▸ YOUR TASK
Extract and list every line that contains the word "James".

[Dataset excerpt]
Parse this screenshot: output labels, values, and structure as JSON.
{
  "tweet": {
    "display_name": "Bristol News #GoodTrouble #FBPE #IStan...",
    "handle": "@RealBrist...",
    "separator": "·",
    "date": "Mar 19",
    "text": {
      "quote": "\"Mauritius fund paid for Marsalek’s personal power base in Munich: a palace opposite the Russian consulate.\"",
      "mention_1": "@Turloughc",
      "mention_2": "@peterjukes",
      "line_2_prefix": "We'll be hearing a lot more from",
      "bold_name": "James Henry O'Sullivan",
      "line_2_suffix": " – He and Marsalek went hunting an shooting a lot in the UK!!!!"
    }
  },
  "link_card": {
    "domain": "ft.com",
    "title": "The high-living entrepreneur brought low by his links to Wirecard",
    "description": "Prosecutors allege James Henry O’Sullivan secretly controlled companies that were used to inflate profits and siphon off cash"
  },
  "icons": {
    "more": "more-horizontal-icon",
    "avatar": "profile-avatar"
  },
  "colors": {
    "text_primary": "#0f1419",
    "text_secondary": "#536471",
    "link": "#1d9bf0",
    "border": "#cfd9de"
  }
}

--

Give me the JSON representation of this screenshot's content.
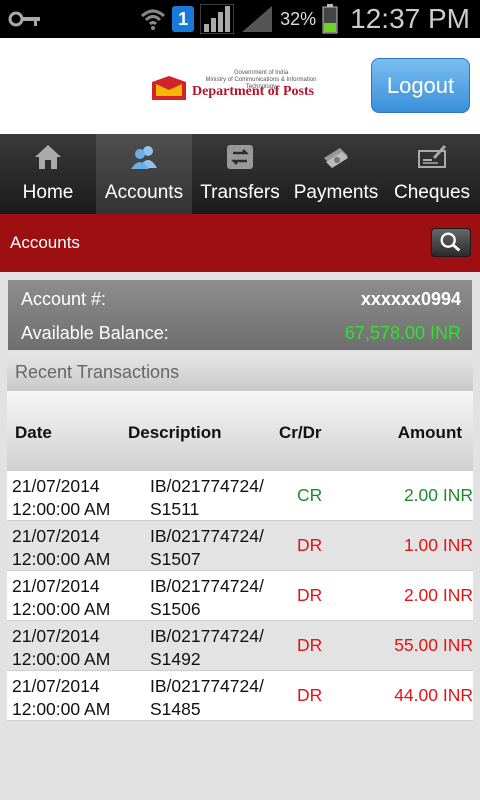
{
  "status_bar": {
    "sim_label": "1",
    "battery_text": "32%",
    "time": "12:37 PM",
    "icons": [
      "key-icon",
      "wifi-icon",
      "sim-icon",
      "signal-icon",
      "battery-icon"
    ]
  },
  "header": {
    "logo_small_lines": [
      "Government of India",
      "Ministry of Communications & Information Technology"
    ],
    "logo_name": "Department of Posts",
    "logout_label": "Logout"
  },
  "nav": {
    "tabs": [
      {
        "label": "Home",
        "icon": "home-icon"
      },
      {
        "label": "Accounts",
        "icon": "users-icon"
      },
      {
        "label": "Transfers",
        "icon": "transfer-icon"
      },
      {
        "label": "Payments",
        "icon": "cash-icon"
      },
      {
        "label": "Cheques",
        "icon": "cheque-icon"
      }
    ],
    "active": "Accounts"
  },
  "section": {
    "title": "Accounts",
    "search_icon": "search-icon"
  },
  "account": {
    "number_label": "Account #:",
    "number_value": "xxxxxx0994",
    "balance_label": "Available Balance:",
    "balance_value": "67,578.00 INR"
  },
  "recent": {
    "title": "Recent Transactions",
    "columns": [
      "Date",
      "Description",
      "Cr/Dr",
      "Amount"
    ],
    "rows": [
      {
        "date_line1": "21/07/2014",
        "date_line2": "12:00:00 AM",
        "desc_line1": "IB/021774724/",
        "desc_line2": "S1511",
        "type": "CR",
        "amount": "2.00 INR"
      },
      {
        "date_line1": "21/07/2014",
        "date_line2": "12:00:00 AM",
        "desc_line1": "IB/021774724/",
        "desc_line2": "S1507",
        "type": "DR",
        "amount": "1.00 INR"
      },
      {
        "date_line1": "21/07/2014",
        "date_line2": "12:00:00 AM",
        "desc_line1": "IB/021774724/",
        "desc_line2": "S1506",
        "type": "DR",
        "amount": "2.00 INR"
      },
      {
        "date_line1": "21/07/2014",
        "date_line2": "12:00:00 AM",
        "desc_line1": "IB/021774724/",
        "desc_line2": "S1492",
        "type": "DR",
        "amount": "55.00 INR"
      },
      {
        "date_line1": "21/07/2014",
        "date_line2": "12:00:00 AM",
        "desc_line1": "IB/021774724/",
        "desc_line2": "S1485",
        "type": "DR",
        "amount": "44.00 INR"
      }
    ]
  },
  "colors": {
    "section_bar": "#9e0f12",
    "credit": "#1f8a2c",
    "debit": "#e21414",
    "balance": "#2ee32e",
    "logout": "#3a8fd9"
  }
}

---

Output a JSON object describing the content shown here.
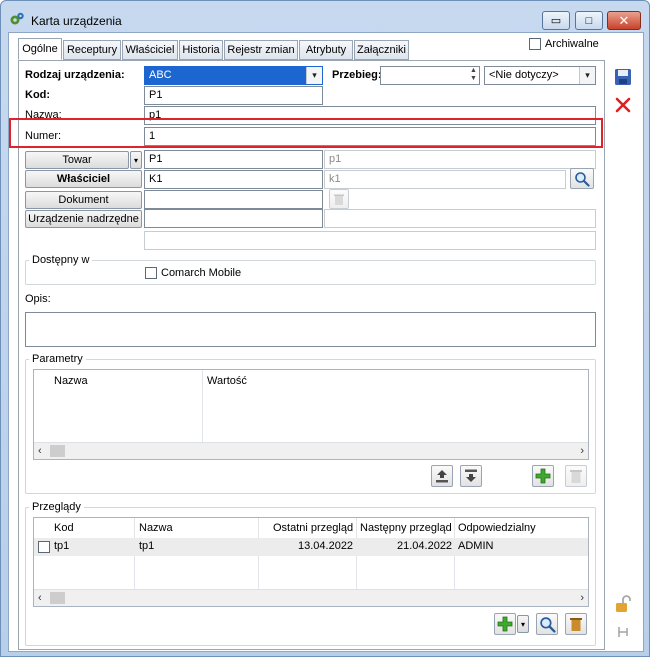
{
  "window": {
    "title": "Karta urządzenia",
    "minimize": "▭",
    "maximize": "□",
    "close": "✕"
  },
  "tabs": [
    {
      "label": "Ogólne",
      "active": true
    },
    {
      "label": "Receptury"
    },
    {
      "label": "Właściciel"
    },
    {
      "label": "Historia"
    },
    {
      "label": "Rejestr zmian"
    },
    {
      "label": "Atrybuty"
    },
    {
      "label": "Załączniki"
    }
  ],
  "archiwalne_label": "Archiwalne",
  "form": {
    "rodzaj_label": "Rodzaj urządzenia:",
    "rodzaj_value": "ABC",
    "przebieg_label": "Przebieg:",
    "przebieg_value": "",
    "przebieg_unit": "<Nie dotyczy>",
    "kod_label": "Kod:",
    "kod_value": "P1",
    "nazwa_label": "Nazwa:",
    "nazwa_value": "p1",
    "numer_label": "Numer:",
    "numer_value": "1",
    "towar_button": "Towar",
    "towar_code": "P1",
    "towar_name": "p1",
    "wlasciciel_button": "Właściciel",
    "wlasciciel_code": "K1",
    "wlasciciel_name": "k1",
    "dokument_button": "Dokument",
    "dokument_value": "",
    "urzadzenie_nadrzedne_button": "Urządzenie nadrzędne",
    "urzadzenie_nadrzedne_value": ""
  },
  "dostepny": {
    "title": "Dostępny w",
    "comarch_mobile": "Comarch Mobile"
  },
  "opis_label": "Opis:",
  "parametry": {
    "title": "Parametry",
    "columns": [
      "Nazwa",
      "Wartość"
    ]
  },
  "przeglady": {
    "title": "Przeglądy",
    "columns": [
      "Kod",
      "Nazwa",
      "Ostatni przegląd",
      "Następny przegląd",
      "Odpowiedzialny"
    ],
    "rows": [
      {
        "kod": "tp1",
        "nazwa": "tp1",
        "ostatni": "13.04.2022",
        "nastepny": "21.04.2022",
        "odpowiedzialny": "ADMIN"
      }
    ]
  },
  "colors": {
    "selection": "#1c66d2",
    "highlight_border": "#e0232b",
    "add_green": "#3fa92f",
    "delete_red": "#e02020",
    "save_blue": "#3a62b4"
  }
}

▸ TASK RESPONSE
      "bold_name": "James Henry O'Sullivan",
    "description": "Prosecutors allege James Henry O’Sullivan secretly controlled companies that were used to inflate profits and siphon off cash"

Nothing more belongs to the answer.